- CHALLENGE:
Find each line containing the string "name". Copy it.

— START OF DATASET CONTENT —

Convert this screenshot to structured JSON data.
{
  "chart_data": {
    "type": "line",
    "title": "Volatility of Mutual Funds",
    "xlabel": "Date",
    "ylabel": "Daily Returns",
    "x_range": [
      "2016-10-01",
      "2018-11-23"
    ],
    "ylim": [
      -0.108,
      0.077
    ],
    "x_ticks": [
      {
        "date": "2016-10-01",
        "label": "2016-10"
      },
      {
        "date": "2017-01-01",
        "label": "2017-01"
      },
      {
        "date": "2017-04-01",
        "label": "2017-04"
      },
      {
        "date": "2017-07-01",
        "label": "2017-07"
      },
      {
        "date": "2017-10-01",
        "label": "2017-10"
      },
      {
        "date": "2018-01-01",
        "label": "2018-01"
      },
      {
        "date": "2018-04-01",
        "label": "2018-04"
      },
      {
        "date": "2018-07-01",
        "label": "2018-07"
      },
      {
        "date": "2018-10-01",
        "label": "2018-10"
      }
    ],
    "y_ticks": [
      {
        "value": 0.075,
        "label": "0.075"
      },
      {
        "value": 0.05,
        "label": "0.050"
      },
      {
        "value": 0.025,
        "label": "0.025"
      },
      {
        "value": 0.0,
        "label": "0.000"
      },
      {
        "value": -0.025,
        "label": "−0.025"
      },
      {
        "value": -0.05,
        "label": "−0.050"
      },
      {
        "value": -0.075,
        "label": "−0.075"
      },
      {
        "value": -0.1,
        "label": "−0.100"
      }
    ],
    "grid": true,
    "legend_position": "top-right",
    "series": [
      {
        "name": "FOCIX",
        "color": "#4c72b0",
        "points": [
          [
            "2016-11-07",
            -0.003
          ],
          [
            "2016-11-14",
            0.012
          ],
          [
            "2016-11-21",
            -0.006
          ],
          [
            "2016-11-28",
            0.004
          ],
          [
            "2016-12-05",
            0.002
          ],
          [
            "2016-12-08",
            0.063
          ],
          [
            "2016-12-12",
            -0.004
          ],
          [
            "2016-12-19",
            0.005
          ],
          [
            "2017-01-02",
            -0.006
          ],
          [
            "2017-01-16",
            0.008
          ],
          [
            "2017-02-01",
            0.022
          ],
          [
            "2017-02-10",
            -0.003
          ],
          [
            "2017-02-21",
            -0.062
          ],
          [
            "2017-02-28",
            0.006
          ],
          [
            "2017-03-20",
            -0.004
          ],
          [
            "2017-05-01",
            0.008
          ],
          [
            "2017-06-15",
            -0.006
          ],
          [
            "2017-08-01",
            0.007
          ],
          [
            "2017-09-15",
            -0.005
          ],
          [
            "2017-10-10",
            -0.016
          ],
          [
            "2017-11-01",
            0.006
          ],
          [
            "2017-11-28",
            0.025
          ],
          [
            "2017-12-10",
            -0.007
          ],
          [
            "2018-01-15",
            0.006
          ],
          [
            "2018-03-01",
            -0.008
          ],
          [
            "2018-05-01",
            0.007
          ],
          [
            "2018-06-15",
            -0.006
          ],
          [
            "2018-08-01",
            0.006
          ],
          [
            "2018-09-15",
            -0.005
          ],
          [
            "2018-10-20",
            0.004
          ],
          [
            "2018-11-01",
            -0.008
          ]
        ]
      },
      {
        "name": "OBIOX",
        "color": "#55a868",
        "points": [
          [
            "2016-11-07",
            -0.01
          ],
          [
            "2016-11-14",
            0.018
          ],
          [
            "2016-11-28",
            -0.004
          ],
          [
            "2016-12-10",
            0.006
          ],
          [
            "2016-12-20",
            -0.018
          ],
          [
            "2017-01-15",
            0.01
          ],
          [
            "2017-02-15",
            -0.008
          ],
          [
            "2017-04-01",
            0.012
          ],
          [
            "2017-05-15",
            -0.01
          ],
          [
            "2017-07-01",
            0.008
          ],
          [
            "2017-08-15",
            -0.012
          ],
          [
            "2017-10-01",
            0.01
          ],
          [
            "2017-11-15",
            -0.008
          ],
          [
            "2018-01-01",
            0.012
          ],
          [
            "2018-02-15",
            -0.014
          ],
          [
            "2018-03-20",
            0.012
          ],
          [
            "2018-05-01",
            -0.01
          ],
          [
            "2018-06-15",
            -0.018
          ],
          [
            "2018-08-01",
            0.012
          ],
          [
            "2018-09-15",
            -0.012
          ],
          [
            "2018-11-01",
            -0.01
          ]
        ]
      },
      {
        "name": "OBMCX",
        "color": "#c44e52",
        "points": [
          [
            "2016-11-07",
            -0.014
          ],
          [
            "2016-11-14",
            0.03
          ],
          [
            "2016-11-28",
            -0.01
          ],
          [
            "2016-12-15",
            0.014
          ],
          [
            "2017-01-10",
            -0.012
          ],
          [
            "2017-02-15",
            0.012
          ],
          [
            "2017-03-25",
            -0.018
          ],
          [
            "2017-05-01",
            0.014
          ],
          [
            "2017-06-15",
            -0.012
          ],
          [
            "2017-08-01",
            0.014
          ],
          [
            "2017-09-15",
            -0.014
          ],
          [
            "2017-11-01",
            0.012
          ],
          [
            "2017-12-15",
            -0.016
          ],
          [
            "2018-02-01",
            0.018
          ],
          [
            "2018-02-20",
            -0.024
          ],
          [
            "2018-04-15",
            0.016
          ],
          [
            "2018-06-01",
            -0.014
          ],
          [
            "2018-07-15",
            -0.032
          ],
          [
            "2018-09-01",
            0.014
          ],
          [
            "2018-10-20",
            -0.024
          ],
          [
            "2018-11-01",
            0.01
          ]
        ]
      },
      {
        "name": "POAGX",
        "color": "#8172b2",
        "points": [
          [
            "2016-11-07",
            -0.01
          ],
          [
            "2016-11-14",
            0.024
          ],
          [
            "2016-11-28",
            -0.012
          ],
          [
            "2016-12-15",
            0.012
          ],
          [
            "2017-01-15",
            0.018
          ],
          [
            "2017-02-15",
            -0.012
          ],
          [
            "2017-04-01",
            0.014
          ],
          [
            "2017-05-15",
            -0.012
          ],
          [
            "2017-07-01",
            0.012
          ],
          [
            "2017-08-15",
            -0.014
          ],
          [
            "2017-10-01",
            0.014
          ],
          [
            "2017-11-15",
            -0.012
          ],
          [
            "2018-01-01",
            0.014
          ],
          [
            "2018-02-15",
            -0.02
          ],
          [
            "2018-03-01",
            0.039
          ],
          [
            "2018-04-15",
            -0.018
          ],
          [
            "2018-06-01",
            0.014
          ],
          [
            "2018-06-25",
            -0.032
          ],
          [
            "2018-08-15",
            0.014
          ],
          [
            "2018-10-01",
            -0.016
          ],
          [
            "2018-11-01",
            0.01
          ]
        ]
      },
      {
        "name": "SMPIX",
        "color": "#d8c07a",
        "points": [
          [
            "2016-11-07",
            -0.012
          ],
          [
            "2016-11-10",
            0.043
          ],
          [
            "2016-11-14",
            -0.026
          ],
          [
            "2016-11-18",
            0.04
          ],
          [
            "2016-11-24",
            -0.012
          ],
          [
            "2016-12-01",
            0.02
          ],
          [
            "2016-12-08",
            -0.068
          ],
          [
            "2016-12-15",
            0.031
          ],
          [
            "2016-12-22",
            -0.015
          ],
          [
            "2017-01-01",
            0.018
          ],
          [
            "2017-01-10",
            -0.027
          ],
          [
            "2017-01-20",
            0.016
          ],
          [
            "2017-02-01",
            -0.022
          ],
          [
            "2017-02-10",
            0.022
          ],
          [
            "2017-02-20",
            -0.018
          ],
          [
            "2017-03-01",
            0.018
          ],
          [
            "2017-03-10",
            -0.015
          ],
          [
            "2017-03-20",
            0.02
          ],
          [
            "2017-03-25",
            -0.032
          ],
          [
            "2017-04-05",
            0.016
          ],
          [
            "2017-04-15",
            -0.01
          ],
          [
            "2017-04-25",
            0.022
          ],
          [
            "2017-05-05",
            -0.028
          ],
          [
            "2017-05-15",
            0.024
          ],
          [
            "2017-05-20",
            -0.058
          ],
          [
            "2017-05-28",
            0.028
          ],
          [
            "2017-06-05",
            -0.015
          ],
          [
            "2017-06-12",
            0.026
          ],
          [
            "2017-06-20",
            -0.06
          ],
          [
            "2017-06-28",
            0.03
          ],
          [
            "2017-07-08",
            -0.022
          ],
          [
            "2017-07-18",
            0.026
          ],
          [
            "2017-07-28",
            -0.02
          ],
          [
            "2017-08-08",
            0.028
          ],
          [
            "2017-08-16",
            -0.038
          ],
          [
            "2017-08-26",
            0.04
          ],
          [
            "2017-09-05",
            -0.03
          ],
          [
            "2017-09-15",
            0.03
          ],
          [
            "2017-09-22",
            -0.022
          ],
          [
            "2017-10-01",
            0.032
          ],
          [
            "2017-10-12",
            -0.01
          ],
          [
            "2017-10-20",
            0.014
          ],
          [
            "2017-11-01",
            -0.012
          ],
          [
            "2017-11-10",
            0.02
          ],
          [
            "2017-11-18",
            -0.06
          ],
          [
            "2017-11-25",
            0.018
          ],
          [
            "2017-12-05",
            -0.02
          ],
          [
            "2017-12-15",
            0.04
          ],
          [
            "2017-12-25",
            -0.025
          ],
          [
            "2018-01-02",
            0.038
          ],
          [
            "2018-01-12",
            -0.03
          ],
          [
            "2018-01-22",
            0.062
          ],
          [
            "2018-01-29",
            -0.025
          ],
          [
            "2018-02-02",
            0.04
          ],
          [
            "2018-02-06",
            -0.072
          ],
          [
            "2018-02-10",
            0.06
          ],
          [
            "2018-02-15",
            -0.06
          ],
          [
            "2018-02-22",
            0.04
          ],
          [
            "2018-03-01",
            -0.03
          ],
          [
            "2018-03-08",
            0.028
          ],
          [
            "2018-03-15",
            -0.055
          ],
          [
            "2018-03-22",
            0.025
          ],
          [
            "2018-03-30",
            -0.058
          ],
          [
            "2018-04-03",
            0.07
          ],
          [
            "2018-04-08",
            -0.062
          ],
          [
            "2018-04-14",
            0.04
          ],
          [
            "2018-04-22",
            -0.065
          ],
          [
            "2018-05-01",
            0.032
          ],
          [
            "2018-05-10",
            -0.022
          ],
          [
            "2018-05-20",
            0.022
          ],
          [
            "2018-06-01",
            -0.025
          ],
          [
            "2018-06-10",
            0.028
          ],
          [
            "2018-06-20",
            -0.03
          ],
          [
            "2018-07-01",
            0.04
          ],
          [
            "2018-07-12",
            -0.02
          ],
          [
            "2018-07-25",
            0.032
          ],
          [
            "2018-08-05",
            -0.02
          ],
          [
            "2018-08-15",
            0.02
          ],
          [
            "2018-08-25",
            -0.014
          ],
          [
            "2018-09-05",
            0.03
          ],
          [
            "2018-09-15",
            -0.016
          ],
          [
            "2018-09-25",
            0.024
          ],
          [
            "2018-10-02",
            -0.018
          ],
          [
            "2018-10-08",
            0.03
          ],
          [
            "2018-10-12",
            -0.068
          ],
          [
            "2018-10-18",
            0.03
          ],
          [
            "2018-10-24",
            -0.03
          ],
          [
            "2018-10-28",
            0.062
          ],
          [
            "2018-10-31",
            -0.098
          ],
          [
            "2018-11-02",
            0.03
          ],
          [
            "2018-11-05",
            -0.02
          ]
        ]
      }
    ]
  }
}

— END OF DATASET CONTENT —

- RESPONSE BELOW:
        "name": "FOCIX",
        "name": "OBIOX",
        "name": "OBMCX",
        "name": "POAGX",
        "name": "SMPIX",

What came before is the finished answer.